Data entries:
# # #

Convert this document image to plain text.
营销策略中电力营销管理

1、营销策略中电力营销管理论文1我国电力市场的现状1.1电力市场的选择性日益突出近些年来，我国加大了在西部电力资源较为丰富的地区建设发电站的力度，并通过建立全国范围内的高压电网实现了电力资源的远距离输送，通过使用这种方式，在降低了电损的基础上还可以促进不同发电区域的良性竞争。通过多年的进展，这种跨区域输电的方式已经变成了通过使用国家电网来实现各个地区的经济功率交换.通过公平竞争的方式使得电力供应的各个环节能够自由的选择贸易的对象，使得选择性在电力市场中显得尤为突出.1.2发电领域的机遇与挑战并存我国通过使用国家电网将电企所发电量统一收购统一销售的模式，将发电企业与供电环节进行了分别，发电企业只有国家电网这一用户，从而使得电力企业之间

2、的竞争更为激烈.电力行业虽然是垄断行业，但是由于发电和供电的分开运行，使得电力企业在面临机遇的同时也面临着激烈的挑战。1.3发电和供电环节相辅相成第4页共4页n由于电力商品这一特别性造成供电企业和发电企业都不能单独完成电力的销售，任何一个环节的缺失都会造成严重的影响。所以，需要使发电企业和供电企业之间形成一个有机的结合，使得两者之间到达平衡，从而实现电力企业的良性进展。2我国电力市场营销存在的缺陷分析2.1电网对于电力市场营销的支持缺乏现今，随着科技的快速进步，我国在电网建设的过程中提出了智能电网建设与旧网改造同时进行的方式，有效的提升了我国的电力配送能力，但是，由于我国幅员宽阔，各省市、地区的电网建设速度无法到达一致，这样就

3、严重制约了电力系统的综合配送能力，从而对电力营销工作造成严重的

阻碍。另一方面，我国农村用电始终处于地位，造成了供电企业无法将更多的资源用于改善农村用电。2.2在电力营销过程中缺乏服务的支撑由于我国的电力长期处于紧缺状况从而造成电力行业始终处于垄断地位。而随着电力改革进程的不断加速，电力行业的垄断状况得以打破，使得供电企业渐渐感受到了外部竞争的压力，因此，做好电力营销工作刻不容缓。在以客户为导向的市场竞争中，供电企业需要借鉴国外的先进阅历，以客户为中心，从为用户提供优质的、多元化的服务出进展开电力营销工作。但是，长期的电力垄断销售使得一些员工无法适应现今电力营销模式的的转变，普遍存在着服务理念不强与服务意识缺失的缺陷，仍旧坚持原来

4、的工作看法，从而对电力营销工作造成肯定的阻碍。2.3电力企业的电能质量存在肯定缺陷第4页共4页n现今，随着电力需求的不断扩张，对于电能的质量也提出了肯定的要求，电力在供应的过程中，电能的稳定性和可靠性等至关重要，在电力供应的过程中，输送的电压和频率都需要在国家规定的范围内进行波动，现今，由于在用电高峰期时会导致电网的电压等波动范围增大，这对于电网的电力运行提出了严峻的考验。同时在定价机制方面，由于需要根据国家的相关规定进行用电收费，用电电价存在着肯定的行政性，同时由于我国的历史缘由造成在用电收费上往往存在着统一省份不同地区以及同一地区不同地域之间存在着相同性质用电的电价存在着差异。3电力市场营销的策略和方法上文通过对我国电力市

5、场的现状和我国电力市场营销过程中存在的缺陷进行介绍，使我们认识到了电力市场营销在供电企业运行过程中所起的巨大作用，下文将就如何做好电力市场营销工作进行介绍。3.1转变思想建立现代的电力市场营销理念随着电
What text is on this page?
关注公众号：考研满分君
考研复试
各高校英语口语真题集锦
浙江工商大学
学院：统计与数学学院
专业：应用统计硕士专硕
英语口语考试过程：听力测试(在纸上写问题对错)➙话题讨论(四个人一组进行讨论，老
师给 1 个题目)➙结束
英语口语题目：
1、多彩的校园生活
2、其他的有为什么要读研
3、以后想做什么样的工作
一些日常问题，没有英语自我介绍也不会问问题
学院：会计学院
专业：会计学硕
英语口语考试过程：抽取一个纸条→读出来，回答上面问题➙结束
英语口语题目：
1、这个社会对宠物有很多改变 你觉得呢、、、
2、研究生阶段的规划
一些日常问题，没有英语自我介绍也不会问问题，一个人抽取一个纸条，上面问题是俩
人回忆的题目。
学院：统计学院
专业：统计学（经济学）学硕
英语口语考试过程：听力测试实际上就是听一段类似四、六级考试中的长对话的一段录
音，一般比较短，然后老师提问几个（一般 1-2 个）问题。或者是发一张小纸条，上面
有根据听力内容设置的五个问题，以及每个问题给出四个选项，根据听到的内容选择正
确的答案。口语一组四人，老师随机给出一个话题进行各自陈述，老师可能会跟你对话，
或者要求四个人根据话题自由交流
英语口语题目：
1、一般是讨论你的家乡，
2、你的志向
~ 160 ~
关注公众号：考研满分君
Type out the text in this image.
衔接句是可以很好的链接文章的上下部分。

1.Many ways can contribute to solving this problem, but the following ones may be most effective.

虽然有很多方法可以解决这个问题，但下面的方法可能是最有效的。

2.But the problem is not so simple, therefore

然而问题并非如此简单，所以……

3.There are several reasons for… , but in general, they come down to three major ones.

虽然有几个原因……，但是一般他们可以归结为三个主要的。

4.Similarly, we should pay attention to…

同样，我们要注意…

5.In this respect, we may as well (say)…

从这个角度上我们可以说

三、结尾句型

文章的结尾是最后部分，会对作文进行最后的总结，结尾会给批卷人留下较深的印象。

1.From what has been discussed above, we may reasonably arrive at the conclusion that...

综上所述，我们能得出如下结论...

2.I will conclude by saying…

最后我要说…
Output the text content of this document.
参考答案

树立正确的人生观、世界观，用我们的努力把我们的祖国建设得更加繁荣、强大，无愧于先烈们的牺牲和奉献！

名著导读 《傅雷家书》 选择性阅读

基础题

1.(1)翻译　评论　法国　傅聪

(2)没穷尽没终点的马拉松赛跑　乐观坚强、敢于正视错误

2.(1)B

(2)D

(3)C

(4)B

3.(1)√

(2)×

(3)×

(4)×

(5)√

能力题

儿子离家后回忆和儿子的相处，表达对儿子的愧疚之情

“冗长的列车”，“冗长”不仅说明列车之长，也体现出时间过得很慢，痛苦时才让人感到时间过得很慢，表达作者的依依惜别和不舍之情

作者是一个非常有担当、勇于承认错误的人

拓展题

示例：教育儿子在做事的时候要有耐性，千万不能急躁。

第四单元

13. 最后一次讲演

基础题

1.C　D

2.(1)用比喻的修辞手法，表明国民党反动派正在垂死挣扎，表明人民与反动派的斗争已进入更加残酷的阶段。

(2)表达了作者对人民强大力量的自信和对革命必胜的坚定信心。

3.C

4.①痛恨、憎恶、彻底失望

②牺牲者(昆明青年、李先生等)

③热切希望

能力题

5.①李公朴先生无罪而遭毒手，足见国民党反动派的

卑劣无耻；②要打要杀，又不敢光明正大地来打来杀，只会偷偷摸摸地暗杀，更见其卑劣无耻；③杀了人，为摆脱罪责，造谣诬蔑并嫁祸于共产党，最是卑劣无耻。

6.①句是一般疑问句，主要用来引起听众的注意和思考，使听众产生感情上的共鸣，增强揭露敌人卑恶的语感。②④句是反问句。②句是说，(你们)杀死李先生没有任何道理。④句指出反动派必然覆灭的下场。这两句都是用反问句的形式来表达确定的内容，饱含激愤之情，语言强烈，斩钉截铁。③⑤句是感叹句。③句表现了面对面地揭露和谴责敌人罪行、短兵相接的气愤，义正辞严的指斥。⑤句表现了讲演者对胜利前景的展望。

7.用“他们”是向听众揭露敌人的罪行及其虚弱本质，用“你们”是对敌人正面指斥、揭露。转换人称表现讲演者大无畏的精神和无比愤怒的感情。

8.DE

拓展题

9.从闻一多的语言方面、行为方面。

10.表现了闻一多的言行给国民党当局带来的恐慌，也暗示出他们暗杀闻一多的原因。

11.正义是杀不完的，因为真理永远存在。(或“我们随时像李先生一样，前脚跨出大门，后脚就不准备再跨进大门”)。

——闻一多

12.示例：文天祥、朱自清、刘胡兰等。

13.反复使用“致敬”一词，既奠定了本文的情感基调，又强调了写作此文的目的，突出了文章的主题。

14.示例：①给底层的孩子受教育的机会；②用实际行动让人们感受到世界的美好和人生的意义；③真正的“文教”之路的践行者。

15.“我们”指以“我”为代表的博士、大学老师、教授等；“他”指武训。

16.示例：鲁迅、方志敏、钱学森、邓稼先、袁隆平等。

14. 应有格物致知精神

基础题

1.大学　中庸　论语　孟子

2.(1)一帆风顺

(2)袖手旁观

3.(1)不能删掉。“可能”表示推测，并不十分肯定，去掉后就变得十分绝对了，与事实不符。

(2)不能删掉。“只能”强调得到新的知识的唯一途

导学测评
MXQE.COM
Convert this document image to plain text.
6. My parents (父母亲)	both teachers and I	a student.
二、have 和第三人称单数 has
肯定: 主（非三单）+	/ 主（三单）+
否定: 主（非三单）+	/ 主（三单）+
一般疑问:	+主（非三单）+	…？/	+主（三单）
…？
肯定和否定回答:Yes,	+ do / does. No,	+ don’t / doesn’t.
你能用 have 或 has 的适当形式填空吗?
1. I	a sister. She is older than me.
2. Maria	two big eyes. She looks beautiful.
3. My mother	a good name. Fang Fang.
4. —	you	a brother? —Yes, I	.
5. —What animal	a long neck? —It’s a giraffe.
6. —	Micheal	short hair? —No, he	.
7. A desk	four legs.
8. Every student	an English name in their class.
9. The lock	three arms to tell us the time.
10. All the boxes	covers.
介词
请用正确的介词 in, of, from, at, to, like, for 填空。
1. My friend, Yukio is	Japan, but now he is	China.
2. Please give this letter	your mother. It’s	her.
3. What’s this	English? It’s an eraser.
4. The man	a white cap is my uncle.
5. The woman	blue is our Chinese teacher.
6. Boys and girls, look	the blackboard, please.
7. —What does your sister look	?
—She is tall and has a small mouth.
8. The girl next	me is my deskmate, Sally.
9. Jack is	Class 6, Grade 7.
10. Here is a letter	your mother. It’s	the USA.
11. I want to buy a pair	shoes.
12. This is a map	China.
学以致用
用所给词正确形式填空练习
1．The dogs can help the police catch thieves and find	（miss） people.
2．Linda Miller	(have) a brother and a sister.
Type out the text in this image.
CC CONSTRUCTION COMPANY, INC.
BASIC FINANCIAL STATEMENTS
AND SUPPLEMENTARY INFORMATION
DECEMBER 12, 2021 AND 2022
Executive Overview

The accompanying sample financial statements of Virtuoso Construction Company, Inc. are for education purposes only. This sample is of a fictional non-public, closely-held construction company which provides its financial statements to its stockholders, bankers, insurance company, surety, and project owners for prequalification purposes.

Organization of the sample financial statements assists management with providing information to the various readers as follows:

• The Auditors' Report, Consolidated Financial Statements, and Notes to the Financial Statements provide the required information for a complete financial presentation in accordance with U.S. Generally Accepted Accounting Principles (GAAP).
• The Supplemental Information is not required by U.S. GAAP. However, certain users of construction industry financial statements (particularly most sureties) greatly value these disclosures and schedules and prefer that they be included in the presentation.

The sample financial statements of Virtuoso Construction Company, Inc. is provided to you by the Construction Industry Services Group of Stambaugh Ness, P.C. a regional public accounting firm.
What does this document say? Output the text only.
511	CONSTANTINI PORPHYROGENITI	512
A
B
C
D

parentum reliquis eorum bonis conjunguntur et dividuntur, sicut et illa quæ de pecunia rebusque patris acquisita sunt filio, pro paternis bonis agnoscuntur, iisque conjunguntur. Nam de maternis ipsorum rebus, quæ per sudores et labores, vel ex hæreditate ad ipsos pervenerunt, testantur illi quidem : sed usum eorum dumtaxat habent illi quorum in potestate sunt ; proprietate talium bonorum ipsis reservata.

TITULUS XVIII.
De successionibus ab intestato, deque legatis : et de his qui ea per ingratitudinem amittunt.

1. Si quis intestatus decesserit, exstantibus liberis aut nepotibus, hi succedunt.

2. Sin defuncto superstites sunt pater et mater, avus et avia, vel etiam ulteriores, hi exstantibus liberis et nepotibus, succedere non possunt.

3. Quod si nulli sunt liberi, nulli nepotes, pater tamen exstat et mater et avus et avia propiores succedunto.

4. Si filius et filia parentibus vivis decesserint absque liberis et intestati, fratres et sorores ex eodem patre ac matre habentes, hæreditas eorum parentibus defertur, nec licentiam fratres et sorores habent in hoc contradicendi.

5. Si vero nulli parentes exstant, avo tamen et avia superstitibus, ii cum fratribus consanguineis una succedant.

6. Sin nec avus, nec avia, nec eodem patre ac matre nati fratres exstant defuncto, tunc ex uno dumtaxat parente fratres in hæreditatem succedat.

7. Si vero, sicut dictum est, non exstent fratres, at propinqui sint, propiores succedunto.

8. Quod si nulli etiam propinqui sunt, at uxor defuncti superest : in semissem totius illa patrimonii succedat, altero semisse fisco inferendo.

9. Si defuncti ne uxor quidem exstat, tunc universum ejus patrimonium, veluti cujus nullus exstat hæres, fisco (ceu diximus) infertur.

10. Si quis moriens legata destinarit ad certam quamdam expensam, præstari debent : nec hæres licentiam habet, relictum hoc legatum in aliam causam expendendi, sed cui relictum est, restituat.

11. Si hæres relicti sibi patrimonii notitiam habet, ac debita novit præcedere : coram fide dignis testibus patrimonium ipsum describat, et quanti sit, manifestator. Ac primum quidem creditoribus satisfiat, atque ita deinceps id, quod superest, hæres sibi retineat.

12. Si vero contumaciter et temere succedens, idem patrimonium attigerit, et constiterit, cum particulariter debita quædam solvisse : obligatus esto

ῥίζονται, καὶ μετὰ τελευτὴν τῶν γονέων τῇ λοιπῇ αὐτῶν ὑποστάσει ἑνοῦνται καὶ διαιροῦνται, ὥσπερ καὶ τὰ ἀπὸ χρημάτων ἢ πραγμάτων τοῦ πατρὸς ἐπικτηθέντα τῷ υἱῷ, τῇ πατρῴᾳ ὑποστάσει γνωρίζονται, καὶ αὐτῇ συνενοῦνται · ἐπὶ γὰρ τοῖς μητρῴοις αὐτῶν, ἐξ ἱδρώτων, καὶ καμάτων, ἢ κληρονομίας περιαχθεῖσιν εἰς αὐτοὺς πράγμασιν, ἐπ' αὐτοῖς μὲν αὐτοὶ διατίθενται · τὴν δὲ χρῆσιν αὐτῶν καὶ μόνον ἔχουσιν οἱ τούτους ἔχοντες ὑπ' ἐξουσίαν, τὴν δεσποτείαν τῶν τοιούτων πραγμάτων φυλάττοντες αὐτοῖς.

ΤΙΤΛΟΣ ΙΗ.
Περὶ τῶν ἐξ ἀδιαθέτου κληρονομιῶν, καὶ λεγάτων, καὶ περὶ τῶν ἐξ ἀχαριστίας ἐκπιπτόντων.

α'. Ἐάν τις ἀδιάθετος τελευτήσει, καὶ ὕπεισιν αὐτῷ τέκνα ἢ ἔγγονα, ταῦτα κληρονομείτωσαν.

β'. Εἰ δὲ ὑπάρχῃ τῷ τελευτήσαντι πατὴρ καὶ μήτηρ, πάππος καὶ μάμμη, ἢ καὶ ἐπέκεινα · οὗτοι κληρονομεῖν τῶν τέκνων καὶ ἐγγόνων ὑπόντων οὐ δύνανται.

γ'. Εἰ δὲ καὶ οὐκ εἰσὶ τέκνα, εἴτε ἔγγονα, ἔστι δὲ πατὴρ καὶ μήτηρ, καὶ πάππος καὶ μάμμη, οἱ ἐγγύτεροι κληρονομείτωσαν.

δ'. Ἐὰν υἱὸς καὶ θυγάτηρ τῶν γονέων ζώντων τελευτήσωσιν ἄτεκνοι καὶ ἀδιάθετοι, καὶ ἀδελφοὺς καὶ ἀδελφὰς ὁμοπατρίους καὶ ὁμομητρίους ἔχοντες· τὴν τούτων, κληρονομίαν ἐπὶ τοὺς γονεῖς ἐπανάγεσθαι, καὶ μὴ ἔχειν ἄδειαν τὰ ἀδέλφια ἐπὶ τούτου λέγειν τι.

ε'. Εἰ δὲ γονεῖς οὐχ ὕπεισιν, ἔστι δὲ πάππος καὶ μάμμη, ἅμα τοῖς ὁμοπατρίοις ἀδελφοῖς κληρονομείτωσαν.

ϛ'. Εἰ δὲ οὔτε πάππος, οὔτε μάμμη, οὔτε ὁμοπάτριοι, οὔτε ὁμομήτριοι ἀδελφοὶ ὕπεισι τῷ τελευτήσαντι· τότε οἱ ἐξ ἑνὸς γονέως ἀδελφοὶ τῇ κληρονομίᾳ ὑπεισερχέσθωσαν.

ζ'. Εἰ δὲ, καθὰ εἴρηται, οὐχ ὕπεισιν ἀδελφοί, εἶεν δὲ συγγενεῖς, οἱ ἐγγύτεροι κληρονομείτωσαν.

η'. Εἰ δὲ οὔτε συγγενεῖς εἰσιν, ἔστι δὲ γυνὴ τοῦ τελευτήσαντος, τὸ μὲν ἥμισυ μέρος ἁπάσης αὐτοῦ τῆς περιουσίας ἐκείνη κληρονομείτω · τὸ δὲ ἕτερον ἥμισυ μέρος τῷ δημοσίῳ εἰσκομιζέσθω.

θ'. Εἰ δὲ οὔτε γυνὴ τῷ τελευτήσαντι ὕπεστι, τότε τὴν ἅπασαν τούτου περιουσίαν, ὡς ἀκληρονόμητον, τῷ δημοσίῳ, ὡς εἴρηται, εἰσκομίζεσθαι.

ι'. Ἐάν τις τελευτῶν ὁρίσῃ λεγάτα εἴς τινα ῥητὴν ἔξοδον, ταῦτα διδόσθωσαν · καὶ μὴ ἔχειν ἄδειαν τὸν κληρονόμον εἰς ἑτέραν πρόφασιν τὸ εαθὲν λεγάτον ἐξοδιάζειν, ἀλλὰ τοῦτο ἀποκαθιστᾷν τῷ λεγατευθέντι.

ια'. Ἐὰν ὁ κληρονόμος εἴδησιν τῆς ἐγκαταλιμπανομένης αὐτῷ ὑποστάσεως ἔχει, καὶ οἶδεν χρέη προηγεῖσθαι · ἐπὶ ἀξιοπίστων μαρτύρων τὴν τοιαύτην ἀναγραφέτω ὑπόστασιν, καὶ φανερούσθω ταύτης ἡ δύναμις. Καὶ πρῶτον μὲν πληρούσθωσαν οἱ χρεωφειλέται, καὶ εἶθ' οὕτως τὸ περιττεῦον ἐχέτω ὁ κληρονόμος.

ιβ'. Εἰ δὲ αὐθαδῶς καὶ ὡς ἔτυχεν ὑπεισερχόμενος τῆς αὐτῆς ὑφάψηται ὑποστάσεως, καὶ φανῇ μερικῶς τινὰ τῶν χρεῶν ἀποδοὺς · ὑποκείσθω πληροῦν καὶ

# # #

Return all the lines that contain the string "exstantibus".

1. Si quis intestatus decesserit, exstantibus liberis aut nepotibus, hi succedunt.
2. Sin defuncto superstites sunt pater et mater, avus et avia, vel etiam ulteriores, hi exstantibus liberis et nepotibus, succedere non possunt.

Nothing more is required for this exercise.